§ TASK DESCRIPTION:
List all lines of the data containing the word "Республиканский".

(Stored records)
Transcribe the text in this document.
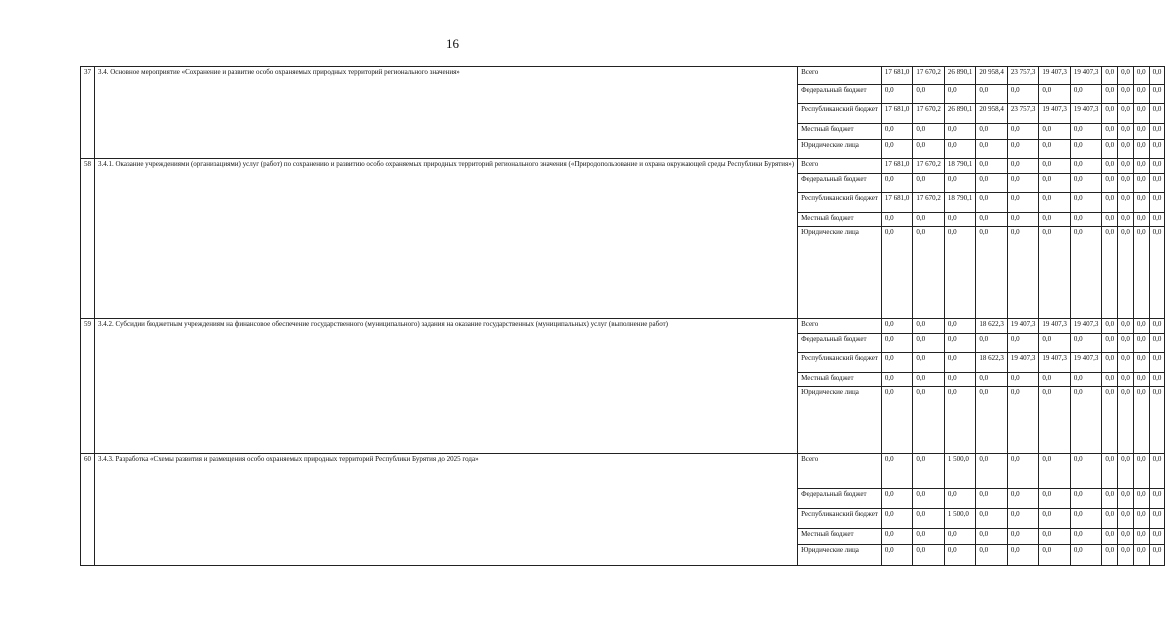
16
37	3.4. Основное мероприятие «Сохранение и развитие особо охраняемых природных территорий регионального значения»	Всего	17 681,0	17 670,2	26 890,1	20 958,4	23 757,3	19 407,3	19 407,3	0,0	0,0	0,0	0,0
		Федеральный бюджет	0,0	0,0	0,0	0,0	0,0	0,0	0,0	0,0	0,0	0,0	0,0
		Республиканский бюджет	17 681,0	17 670,2	26 890,1	20 958,4	23 757,3	19 407,3	19 407,3	0,0	0,0	0,0	0,0
		Местный бюджет	0,0	0,0	0,0	0,0	0,0	0,0	0,0	0,0	0,0	0,0	0,0
		Юридические лица	0,0	0,0	0,0	0,0	0,0	0,0	0,0	0,0	0,0	0,0	0,0
58	3.4.1. Оказание учреждениями (организациями) услуг (работ) по сохранению и развитию особо охраняемых природных территорий регионального значения («Природопользование и охрана окружающей среды Республики Бурятия»)	Всего	17 681,0	17 670,2	18 790,1	0,0	0,0	0,0	0,0	0,0	0,0	0,0	0,0
		Федеральный бюджет	0,0	0,0	0,0	0,0	0,0	0,0	0,0	0,0	0,0	0,0	0,0
		Республиканский бюджет	17 681,0	17 670,2	18 790,1	0,0	0,0	0,0	0,0	0,0	0,0	0,0	0,0
		Местный бюджет	0,0	0,0	0,0	0,0	0,0	0,0	0,0	0,0	0,0	0,0	0,0
		Юридические лица	0,0	0,0	0,0	0,0	0,0	0,0	0,0	0,0	0,0	0,0	0,0
59	3.4.2. Субсидии бюджетным учреждениям на финансовое обеспечение государственного (муниципального) задания на оказание государственных (муниципальных) услуг (выполнение работ)	Всего	0,0	0,0	0,0	18 622,3	19 407,3	19 407,3	19 407,3	0,0	0,0	0,0	0,0
		Федеральный бюджет	0,0	0,0	0,0	0,0	0,0	0,0	0,0	0,0	0,0	0,0	0,0
		Республиканский бюджет	0,0	0,0	0,0	18 622,3	19 407,3	19 407,3	19 407,3	0,0	0,0	0,0	0,0
		Местный бюджет	0,0	0,0	0,0	0,0	0,0	0,0	0,0	0,0	0,0	0,0	0,0
		Юридические лица	0,0	0,0	0,0	0,0	0,0	0,0	0,0	0,0	0,0	0,0	0,0
60	3.4.3. Разработка «Схемы развития и размещения особо охраняемых природных территорий Республики Бурятия до 2025 года»	Всего	0,0	0,0	1 500,0	0,0	0,0	0,0	0,0	0,0	0,0	0,0	0,0
		Федеральный бюджет	0,0	0,0	0,0	0,0	0,0	0,0	0,0	0,0	0,0	0,0	0,0
		Республиканский бюджет	0,0	0,0	1 500,0	0,0	0,0	0,0	0,0	0,0	0,0	0,0	0,0
		Местный бюджет	0,0	0,0	0,0	0,0	0,0	0,0	0,0	0,0	0,0	0,0	0,0
		Юридические лица	0,0	0,0	0,0	0,0	0,0	0,0	0,0	0,0	0,0	0,0	0,0
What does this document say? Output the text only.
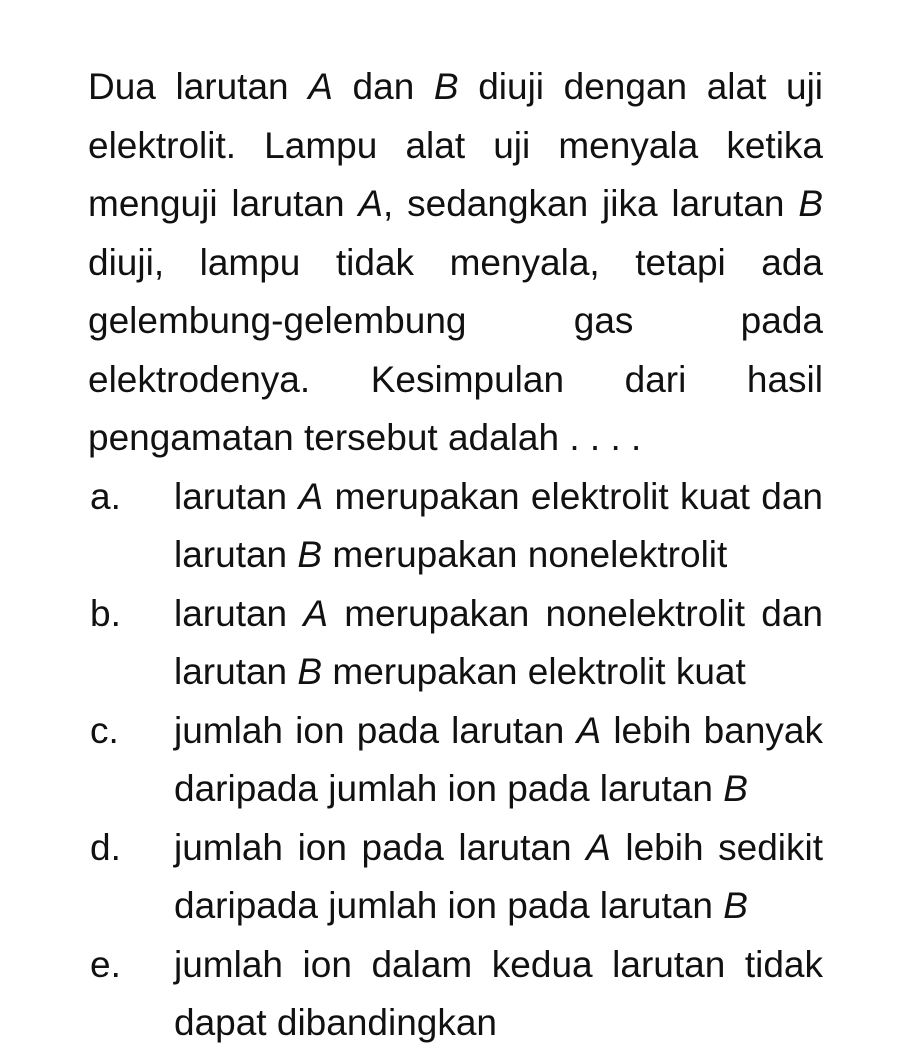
Dua larutan A dan B diuji dengan alat uji elektrolit. Lampu alat uji menyala ketika menguji larutan A, sedangkan jika larutan B diuji, lampu tidak menyala, tetapi ada gelembung-gelembung gas pada elektrodenya. Kesimpulan dari hasil pengamatan tersebut adalah . . . .

a.	larutan A merupakan elektrolit kuat dan larutan B merupakan nonelektrolit
b.	larutan A merupakan nonelektrolit dan larutan B merupakan elektrolit kuat
c.	jumlah ion pada larutan A lebih banyak daripada jumlah ion pada larutan B
d.	jumlah ion pada larutan A lebih sedikit daripada jumlah ion pada larutan B
e.	jumlah ion dalam kedua larutan tidak dapat dibandingkan
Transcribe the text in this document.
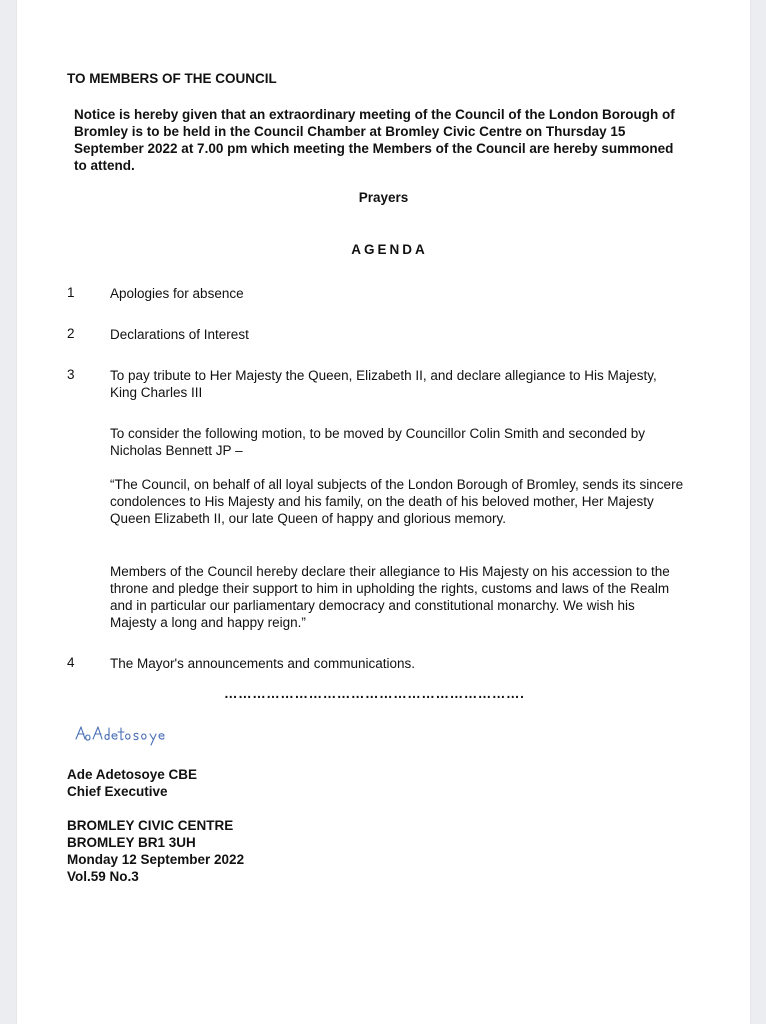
TO MEMBERS OF THE COUNCIL
Notice is hereby given that an extraordinary meeting of the Council of the London Borough of Bromley is to be held in the Council Chamber at Bromley Civic Centre on Thursday 15 September 2022 at 7.00 pm which meeting the Members of the Council are hereby summoned to attend.
Prayers
AGENDA
1	Apologies for absence
2	Declarations of Interest
3	To pay tribute to Her Majesty the Queen, Elizabeth II, and declare allegiance to His Majesty, King Charles III
To consider the following motion, to be moved by Councillor Colin Smith and seconded by Nicholas Bennett JP –
“The Council, on behalf of all loyal subjects of the London Borough of Bromley, sends its sincere condolences to His Majesty and his family, on the death of his beloved mother, Her Majesty Queen Elizabeth II, our late Queen of happy and glorious memory.
Members of the Council hereby declare their allegiance to His Majesty on his accession to the throne and pledge their support to him in upholding the rights, customs and laws of the Realm and in particular our parliamentary democracy and constitutional monarchy. We wish his Majesty a long and happy reign.”
4	The Mayor's announcements and communications.
……………………………………………………….
Ade Adetosoye CBE
Chief Executive
BROMLEY CIVIC CENTRE
BROMLEY BR1 3UH
Monday 12 September 2022
Vol.59 No.3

§ ANSWER TO THIS EXERCISE:
		Республиканский бюджет	17 681,0	17 670,2	26 890,1	20 958,4	23 757,3	19 407,3	19 407,3	0,0	0,0	0,0	0,0
		Республиканский бюджет	17 681,0	17 670,2	18 790,1	0,0	0,0	0,0	0,0	0,0	0,0	0,0	0,0
		Республиканский бюджет	0,0	0,0	0,0	18 622,3	19 407,3	19 407,3	19 407,3	0,0	0,0	0,0	0,0
		Республиканский бюджет	0,0	0,0	1 500,0	0,0	0,0	0,0	0,0	0,0	0,0	0,0	0,0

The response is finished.